• [JOB]
Take the entries below and print all of them exactly, please.

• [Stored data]
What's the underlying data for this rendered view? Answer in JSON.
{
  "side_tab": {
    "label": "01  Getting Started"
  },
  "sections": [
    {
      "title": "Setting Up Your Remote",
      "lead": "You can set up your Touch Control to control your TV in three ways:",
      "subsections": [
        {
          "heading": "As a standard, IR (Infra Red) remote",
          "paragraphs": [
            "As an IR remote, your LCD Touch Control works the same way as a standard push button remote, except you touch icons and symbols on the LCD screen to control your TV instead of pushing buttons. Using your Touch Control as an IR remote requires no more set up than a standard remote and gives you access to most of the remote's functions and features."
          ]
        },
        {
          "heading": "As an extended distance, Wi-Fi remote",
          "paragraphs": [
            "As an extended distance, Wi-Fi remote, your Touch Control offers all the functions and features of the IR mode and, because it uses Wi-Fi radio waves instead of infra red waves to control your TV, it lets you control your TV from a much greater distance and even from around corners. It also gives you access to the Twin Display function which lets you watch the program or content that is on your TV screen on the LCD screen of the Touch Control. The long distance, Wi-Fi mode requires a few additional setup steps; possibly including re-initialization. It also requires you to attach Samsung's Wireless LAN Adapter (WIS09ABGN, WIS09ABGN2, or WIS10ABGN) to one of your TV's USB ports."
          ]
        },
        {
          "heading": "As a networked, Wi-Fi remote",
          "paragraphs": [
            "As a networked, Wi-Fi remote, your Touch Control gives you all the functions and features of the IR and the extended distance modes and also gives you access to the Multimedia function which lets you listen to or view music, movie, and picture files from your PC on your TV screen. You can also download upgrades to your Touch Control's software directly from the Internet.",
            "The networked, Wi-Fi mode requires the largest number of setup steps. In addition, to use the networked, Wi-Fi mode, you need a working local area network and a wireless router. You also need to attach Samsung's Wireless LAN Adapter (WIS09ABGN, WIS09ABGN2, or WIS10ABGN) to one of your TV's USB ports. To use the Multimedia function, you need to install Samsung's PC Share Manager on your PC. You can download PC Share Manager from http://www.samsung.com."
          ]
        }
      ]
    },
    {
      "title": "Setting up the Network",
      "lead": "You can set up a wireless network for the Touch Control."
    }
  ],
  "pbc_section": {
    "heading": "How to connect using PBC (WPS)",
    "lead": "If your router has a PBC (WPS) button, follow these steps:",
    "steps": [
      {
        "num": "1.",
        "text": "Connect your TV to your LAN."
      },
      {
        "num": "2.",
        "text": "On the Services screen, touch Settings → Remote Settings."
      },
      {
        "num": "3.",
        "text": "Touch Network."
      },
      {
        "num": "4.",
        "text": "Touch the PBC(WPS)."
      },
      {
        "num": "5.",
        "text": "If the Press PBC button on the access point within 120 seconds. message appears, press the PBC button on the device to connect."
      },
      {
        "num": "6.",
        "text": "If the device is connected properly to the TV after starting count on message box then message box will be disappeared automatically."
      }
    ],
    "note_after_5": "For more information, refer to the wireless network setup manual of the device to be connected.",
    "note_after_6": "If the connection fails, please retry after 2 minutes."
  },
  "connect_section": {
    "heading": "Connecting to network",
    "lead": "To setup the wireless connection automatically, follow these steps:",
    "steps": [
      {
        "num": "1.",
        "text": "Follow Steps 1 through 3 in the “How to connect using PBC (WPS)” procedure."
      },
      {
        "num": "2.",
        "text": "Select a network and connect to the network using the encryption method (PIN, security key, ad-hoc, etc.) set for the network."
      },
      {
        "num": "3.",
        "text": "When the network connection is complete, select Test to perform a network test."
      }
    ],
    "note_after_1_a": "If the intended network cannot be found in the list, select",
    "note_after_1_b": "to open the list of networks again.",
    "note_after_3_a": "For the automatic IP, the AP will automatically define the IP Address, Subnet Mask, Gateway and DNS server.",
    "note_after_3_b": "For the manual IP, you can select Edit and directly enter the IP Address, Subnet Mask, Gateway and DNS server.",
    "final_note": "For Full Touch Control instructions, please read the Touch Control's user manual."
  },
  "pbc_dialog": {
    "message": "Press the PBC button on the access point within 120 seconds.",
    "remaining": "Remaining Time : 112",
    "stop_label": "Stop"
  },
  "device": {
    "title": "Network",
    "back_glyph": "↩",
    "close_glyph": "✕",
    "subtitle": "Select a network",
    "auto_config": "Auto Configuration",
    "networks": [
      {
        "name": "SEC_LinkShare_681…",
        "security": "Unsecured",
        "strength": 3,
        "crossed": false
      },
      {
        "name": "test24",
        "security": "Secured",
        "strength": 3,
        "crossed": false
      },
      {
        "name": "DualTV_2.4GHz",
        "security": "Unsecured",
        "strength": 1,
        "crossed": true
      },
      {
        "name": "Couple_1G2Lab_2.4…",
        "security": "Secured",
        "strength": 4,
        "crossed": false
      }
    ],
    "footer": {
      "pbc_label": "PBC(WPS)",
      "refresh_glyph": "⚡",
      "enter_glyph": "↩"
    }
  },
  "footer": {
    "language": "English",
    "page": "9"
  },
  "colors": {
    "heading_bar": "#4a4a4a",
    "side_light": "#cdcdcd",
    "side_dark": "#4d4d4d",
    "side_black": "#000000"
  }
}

• [TASK RESPONSE]
What's the underlying data for this rendered view? Answer in JSON.
{
  "side_tab": {
    "label": "01  Getting Started"
  },
  "sections": [
    {
      "title": "Setting Up Your Remote",
      "lead": "You can set up your Touch Control to control your TV in three ways:",
      "subsections": [
        {
          "heading": "As a standard, IR (Infra Red) remote",
          "paragraphs": [
            "As an IR remote, your LCD Touch Control works the same way as a standard push button remote, except you touch icons and symbols on the LCD screen to control your TV instead of pushing buttons. Using your Touch Control as an IR remote requires no more set up than a standard remote and gives you access to most of the remote's functions and features."
          ]
        },
        {
          "heading": "As an extended distance, Wi-Fi remote",
          "paragraphs": [
            "As an extended distance, Wi-Fi remote, your Touch Control offers all the functions and features of the IR mode and, because it uses Wi-Fi radio waves instead of infra red waves to control your TV, it lets you control your TV from a much greater distance and even from around corners. It also gives you access to the Twin Display function which lets you watch the program or content that is on your TV screen on the LCD screen of the Touch Control. The long distance, Wi-Fi mode requires a few additional setup steps; possibly including re-initialization. It also requires you to attach Samsung's Wireless LAN Adapter (WIS09ABGN, WIS09ABGN2, or WIS10ABGN) to one of your TV's USB ports."
          ]
        },
        {
          "heading": "As a networked, Wi-Fi remote",
          "paragraphs": [
            "As a networked, Wi-Fi remote, your Touch Control gives you all the functions and features of the IR and the extended distance modes and also gives you access to the Multimedia function which lets you listen to or view music, movie, and picture files from your PC on your TV screen. You can also download upgrades to your Touch Control's software directly from the Internet.",
            "The networked, Wi-Fi mode requires the largest number of setup steps. In addition, to use the networked, Wi-Fi mode, you need a working local area network and a wireless router. You also need to attach Samsung's Wireless LAN Adapter (WIS09ABGN, WIS09ABGN2, or WIS10ABGN) to one of your TV's USB ports. To use the Multimedia function, you need to install Samsung's PC Share Manager on your PC. You can download PC Share Manager from http://www.samsung.com."
          ]
        }
      ]
    },
    {
      "title": "Setting up the Network",
      "lead": "You can set up a wireless network for the Touch Control."
    }
  ],
  "pbc_section": {
    "heading": "How to connect using PBC (WPS)",
    "lead": "If your router has a PBC (WPS) button, follow these steps:",
    "steps": [
      {
        "num": "1.",
        "text": "Connect your TV to your LAN."
      },
      {
        "num": "2.",
        "text": "On the Services screen, touch Settings → Remote Settings."
      },
      {
        "num": "3.",
        "text": "Touch Network."
      },
      {
        "num": "4.",
        "text": "Touch the PBC(WPS)."
      },
      {
        "num": "5.",
        "text": "If the Press PBC button on the access point within 120 seconds. message appears, press the PBC button on the device to connect."
      },
      {
        "num": "6.",
        "text": "If the device is connected properly to the TV after starting count on message box then message box will be disappeared automatically."
      }
    ],
    "note_after_5": "For more information, refer to the wireless network setup manual of the device to be connected.",
    "note_after_6": "If the connection fails, please retry after 2 minutes."
  },
  "connect_section": {
    "heading": "Connecting to network",
    "lead": "To setup the wireless connection automatically, follow these steps:",
    "steps": [
      {
        "num": "1.",
        "text": "Follow Steps 1 through 3 in the “How to connect using PBC (WPS)” procedure."
      },
      {
        "num": "2.",
        "text": "Select a network and connect to the network using the encryption method (PIN, security key, ad-hoc, etc.) set for the network."
      },
      {
        "num": "3.",
        "text": "When the network connection is complete, select Test to perform a network test."
      }
    ],
    "note_after_1_a": "If the intended network cannot be found in the list, select",
    "note_after_1_b": "to open the list of networks again.",
    "note_after_3_a": "For the automatic IP, the AP will automatically define the IP Address, Subnet Mask, Gateway and DNS server.",
    "note_after_3_b": "For the manual IP, you can select Edit and directly enter the IP Address, Subnet Mask, Gateway and DNS server.",
    "final_note": "For Full Touch Control instructions, please read the Touch Control's user manual."
  },
  "pbc_dialog": {
    "message": "Press the PBC button on the access point within 120 seconds.",
    "remaining": "Remaining Time : 112",
    "stop_label": "Stop"
  },
  "device": {
    "title": "Network",
    "back_glyph": "↩",
    "close_glyph": "✕",
    "subtitle": "Select a network",
    "auto_config": "Auto Configuration",
    "networks": [
      {
        "name": "SEC_LinkShare_681…",
        "security": "Unsecured",
        "strength": 3,
        "crossed": false
      },
      {
        "name": "test24",
        "security": "Secured",
        "strength": 3,
        "crossed": false
      },
      {
        "name": "DualTV_2.4GHz",
        "security": "Unsecured",
        "strength": 1,
        "crossed": true
      },
      {
        "name": "Couple_1G2Lab_2.4…",
        "security": "Secured",
        "strength": 4,
        "crossed": false
      }
    ],
    "footer": {
      "pbc_label": "PBC(WPS)",
      "refresh_glyph": "⚡",
      "enter_glyph": "↩"
    }
  },
  "footer": {
    "language": "English",
    "page": "9"
  },
  "colors": {
    "heading_bar": "#4a4a4a",
    "side_light": "#cdcdcd",
    "side_dark": "#4d4d4d",
    "side_black": "#000000"
  }
}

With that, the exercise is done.